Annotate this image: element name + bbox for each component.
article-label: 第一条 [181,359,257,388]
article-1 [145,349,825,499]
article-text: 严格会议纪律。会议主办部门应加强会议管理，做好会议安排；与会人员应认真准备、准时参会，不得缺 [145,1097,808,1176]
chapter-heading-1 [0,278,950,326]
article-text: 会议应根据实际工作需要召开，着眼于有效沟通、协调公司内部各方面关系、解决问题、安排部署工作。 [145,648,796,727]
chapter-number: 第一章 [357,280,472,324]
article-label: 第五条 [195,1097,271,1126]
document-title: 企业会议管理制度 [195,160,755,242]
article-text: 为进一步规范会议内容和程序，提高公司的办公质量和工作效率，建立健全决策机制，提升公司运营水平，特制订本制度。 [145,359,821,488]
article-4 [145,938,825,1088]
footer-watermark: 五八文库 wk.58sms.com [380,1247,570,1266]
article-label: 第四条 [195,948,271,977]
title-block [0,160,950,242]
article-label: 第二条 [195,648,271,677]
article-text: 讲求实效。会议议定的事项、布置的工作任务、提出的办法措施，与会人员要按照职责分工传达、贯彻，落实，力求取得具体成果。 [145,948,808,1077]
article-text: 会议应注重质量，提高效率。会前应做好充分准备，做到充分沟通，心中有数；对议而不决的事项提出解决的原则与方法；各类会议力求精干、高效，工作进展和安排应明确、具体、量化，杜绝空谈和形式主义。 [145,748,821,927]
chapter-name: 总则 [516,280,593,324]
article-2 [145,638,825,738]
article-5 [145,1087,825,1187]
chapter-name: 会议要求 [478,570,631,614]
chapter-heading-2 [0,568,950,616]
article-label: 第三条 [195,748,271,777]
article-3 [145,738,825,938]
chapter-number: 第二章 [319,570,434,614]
===============
▶ Work to be completed
Revise the listing above by substituting "clause-label" for every occurrence of "article-label", leaving all other text unchanged.

▶ Solution below
Annotate this image: element name + bbox for each component.
clause-label: 第一条 [181,359,257,388]
article-1 [145,349,825,499]
article-text: 严格会议纪律。会议主办部门应加强会议管理，做好会议安排；与会人员应认真准备、准时参会，不得缺 [145,1097,808,1176]
chapter-heading-1 [0,278,950,326]
article-text: 会议应根据实际工作需要召开，着眼于有效沟通、协调公司内部各方面关系、解决问题、安排部署工作。 [145,648,796,727]
chapter-number: 第一章 [357,280,472,324]
clause-label: 第五条 [195,1097,271,1126]
document-title: 企业会议管理制度 [195,160,755,242]
article-text: 为进一步规范会议内容和程序，提高公司的办公质量和工作效率，建立健全决策机制，提升公司运营水平，特制订本制度。 [145,359,821,488]
article-4 [145,938,825,1088]
footer-watermark: 五八文库 wk.58sms.com [380,1247,570,1266]
clause-label: 第四条 [195,948,271,977]
title-block [0,160,950,242]
clause-label: 第二条 [195,648,271,677]
article-text: 讲求实效。会议议定的事项、布置的工作任务、提出的办法措施，与会人员要按照职责分工传达、贯彻，落实，力求取得具体成果。 [145,948,808,1077]
article-text: 会议应注重质量，提高效率。会前应做好充分准备，做到充分沟通，心中有数；对议而不决的事项提出解决的原则与方法；各类会议力求精干、高效，工作进展和安排应明确、具体、量化，杜绝空谈和形式主义。 [145,748,821,927]
chapter-name: 总则 [516,280,593,324]
article-2 [145,638,825,738]
article-5 [145,1087,825,1187]
chapter-name: 会议要求 [478,570,631,614]
chapter-heading-2 [0,568,950,616]
clause-label: 第三条 [195,748,271,777]
article-3 [145,738,825,938]
chapter-number: 第二章 [319,570,434,614]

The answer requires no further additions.